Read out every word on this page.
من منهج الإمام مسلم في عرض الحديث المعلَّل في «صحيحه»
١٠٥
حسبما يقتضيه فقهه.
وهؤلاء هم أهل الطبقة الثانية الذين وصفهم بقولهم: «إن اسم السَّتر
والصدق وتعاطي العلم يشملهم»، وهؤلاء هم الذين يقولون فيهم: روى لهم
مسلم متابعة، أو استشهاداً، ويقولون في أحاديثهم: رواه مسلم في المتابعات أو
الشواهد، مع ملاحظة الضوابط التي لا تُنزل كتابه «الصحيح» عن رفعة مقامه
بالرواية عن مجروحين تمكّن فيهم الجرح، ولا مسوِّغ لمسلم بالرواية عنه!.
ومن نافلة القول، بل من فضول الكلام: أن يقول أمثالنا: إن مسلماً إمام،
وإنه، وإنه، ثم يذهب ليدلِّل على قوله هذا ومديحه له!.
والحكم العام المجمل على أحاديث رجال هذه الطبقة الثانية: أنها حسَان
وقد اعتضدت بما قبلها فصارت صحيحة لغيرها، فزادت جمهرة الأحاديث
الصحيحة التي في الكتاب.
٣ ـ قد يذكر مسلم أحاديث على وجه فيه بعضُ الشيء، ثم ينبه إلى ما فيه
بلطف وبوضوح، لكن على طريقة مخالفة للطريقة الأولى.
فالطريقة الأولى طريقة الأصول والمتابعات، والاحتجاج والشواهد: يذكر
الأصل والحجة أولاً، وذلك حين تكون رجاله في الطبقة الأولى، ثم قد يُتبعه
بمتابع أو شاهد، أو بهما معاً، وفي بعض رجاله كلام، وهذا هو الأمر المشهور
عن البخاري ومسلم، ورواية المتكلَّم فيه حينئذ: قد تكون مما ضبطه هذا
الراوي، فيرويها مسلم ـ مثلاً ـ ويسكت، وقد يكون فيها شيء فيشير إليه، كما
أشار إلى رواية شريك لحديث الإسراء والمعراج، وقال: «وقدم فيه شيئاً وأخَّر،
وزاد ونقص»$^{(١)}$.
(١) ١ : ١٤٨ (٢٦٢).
+ + + + + + +
● Do this: Exactly as they are written, print the entries again.

● Solution:
Read out every word on this page.
من منهج الإمام مسلم في عرض الحديث المعلَّل في «صحيحه»
١٠٥
حسبما يقتضيه فقهه.
وهؤلاء هم أهل الطبقة الثانية الذين وصفهم بقولهم: «إن اسم السَّتر
والصدق وتعاطي العلم يشملهم»، وهؤلاء هم الذين يقولون فيهم: روى لهم
مسلم متابعة، أو استشهاداً، ويقولون في أحاديثهم: رواه مسلم في المتابعات أو
الشواهد، مع ملاحظة الضوابط التي لا تُنزل كتابه «الصحيح» عن رفعة مقامه
بالرواية عن مجروحين تمكّن فيهم الجرح، ولا مسوِّغ لمسلم بالرواية عنه!.
ومن نافلة القول، بل من فضول الكلام: أن يقول أمثالنا: إن مسلماً إمام،
وإنه، وإنه، ثم يذهب ليدلِّل على قوله هذا ومديحه له!.
والحكم العام المجمل على أحاديث رجال هذه الطبقة الثانية: أنها حسَان
وقد اعتضدت بما قبلها فصارت صحيحة لغيرها، فزادت جمهرة الأحاديث
الصحيحة التي في الكتاب.
٣ ـ قد يذكر مسلم أحاديث على وجه فيه بعضُ الشيء، ثم ينبه إلى ما فيه
بلطف وبوضوح، لكن على طريقة مخالفة للطريقة الأولى.
فالطريقة الأولى طريقة الأصول والمتابعات، والاحتجاج والشواهد: يذكر
الأصل والحجة أولاً، وذلك حين تكون رجاله في الطبقة الأولى، ثم قد يُتبعه
بمتابع أو شاهد، أو بهما معاً، وفي بعض رجاله كلام، وهذا هو الأمر المشهور
عن البخاري ومسلم، ورواية المتكلَّم فيه حينئذ: قد تكون مما ضبطه هذا
الراوي، فيرويها مسلم ـ مثلاً ـ ويسكت، وقد يكون فيها شيء فيشير إليه، كما
أشار إلى رواية شريك لحديث الإسراء والمعراج، وقال: «وقدم فيه شيئاً وأخَّر،
وزاد ونقص»$^{(١)}$.
(١) ١ : ١٤٨ (٢٦٢).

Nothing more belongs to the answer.